Material shown =

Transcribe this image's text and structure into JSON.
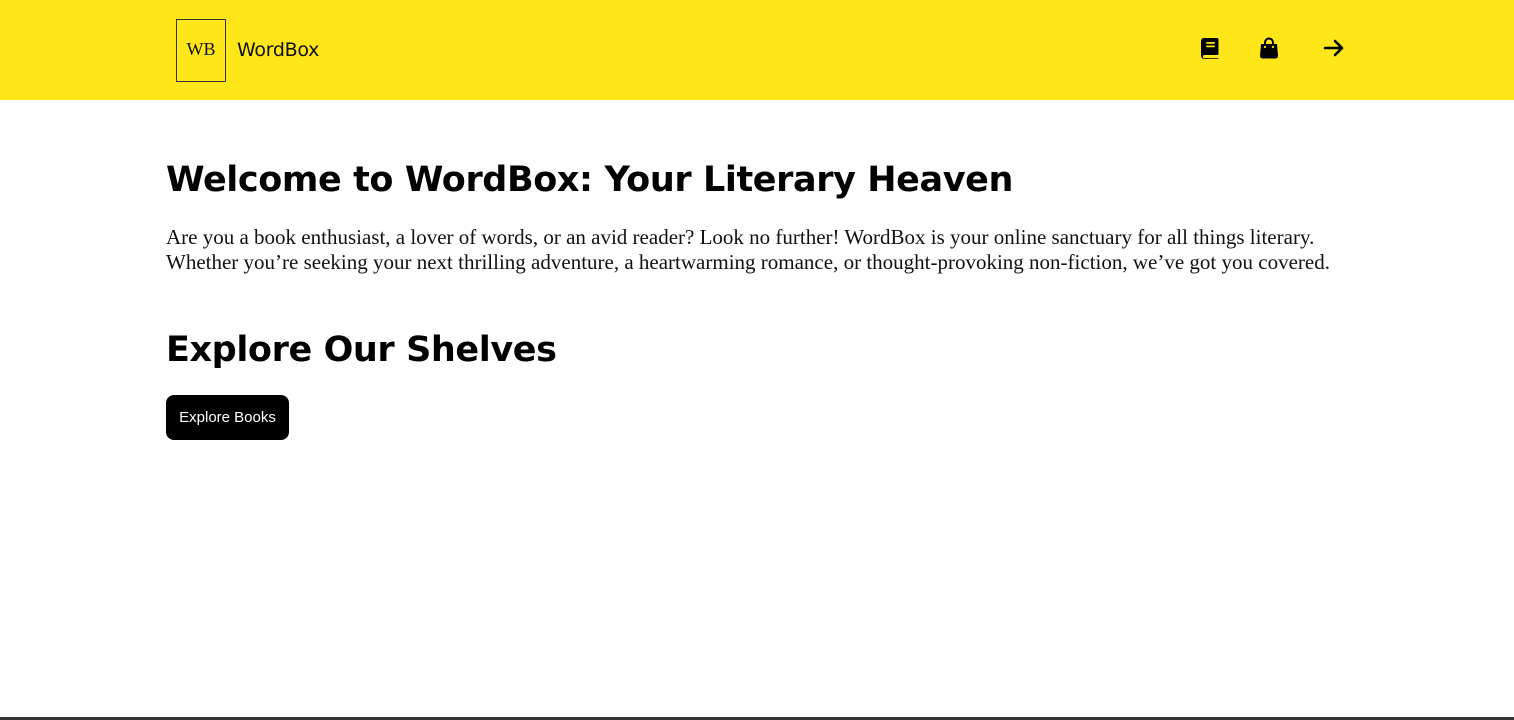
{
  "header": {
    "logo_mark": "WB",
    "logo_text": "WordBox",
    "background_color": "#ffe619",
    "icons": [
      "book-icon",
      "shopping-bag-icon",
      "arrow-right-icon"
    ]
  },
  "main": {
    "title": "Welcome to WordBox: Your Literary Heaven",
    "intro": "Are you a book enthusiast, a lover of words, or an avid reader? Look no further! WordBox is your online sanctuary for all things literary. Whether you’re seeking your next thrilling adventure, a heartwarming romance, or thought-provoking non-fiction, we’ve got you covered.",
    "section_title": "Explore Our Shelves",
    "cta_label": "Explore Books"
  }
}
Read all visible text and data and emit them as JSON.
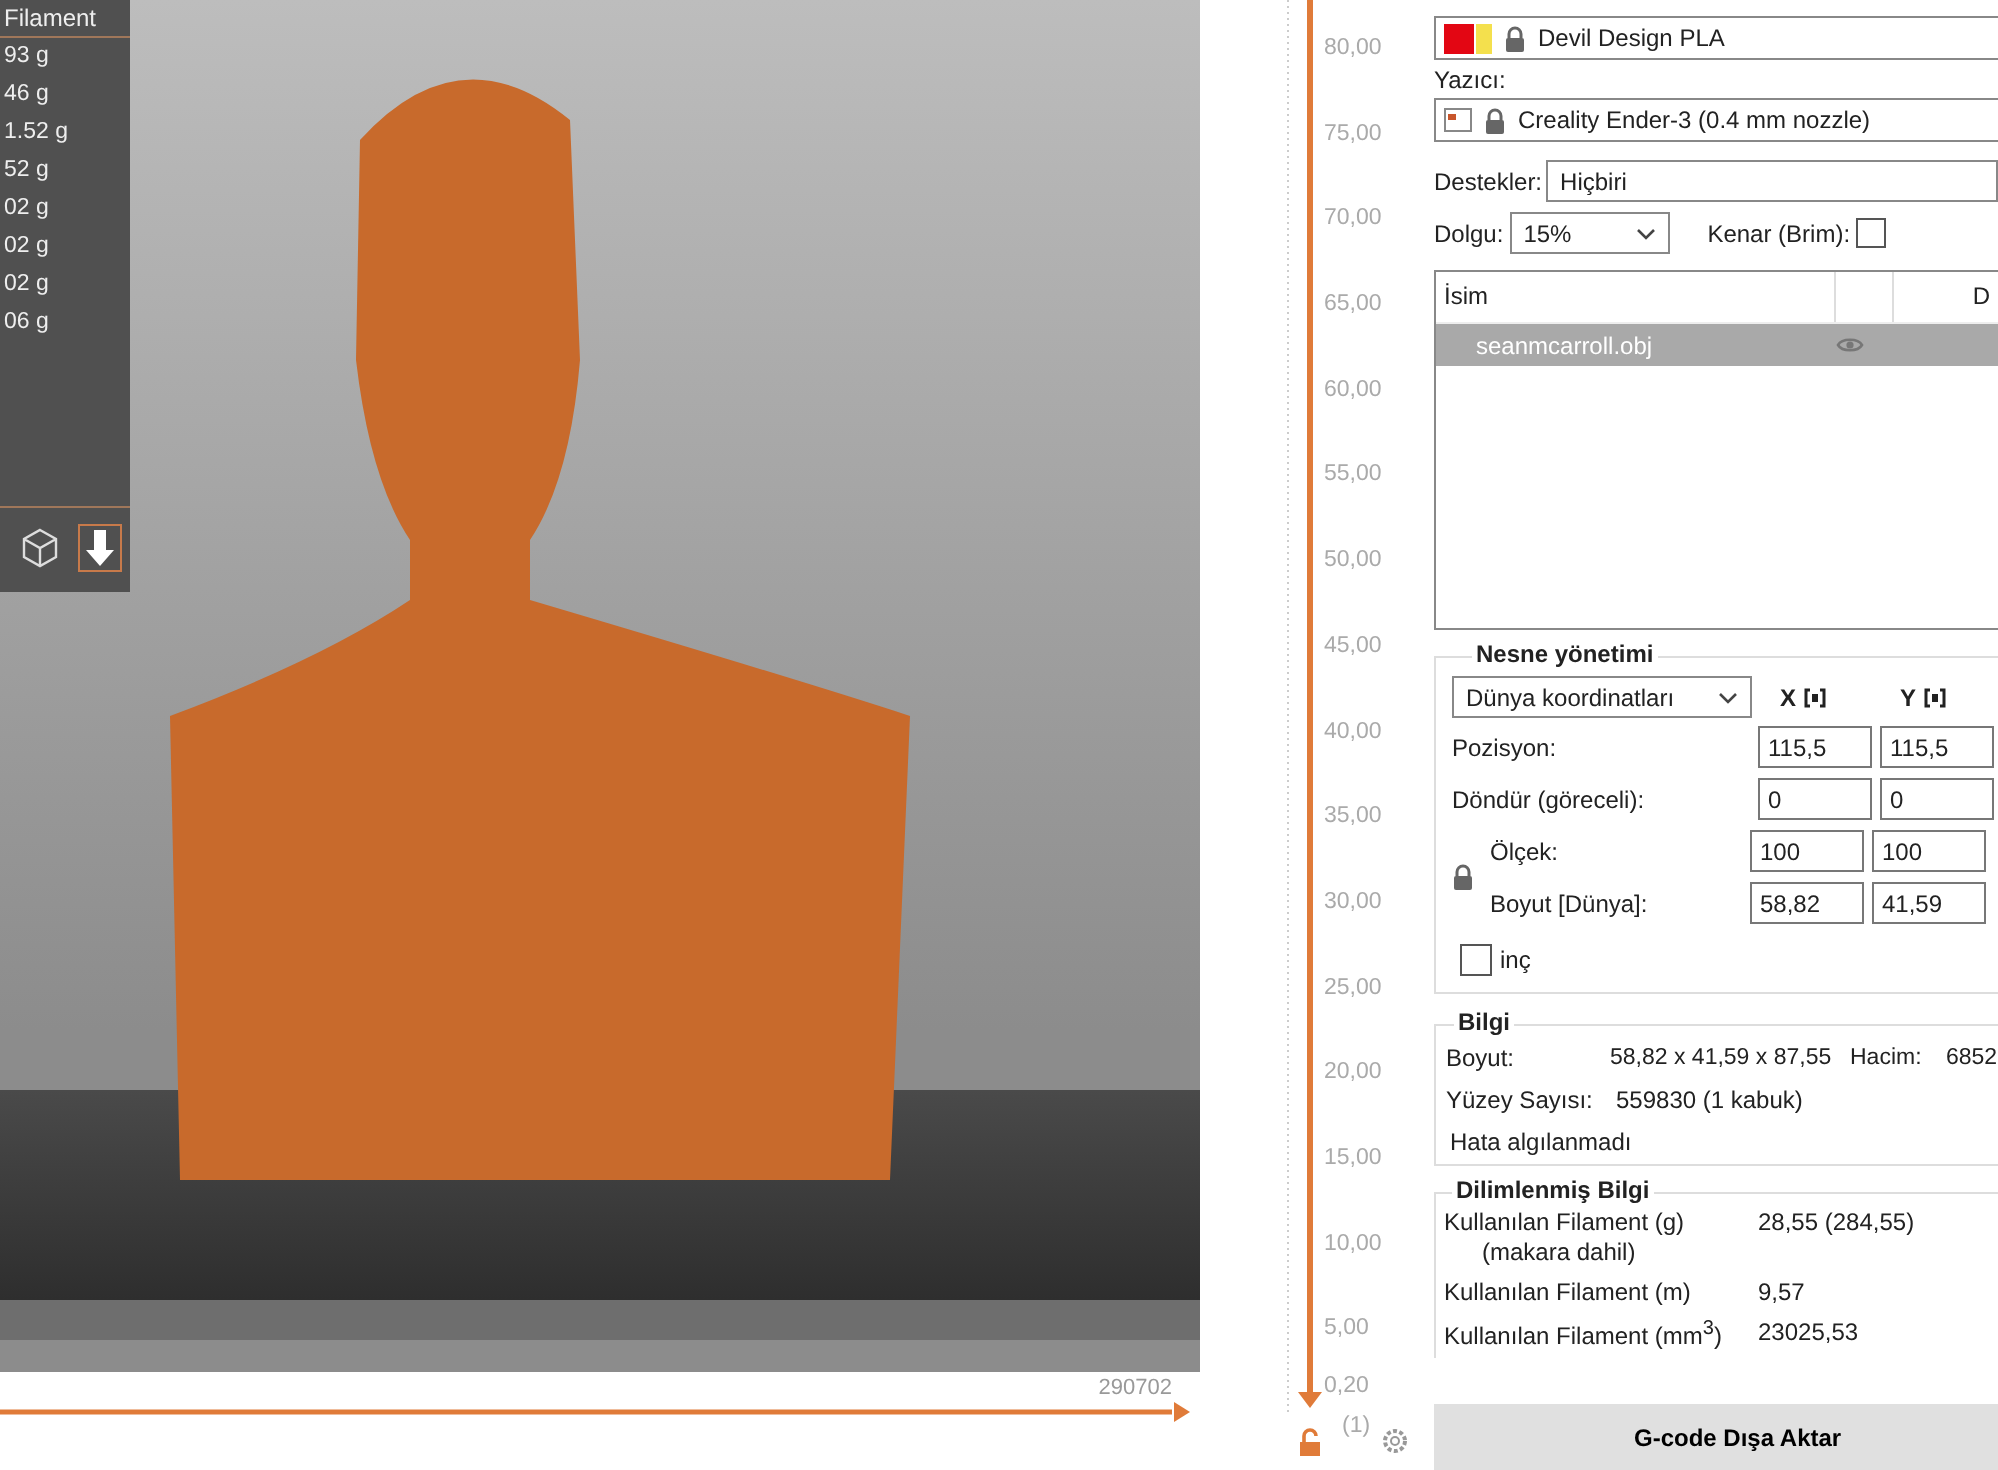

Stated goal = Every line of the data above should be quoted exactly. Omit the pictures.

Answer for this exercise =
Transcribe this image's text and structure into JSON.
{
  "header": {
    "logo_mark": "WB",
    "logo_text": "WordBox",
    "background_color": "#ffe619",
    "icons": [
      "book-icon",
      "shopping-bag-icon",
      "arrow-right-icon"
    ]
  },
  "main": {
    "title": "Welcome to WordBox: Your Literary Heaven",
    "intro": "Are you a book enthusiast, a lover of words, or an avid reader? Look no further! WordBox is your online sanctuary for all things literary. Whether you’re seeking your next thrilling adventure, a heartwarming romance, or thought-provoking non-fiction, we’ve got you covered.",
    "section_title": "Explore Our Shelves",
    "cta_label": "Explore Books"
  }
}
Read all visible text and data and emit them as JSON.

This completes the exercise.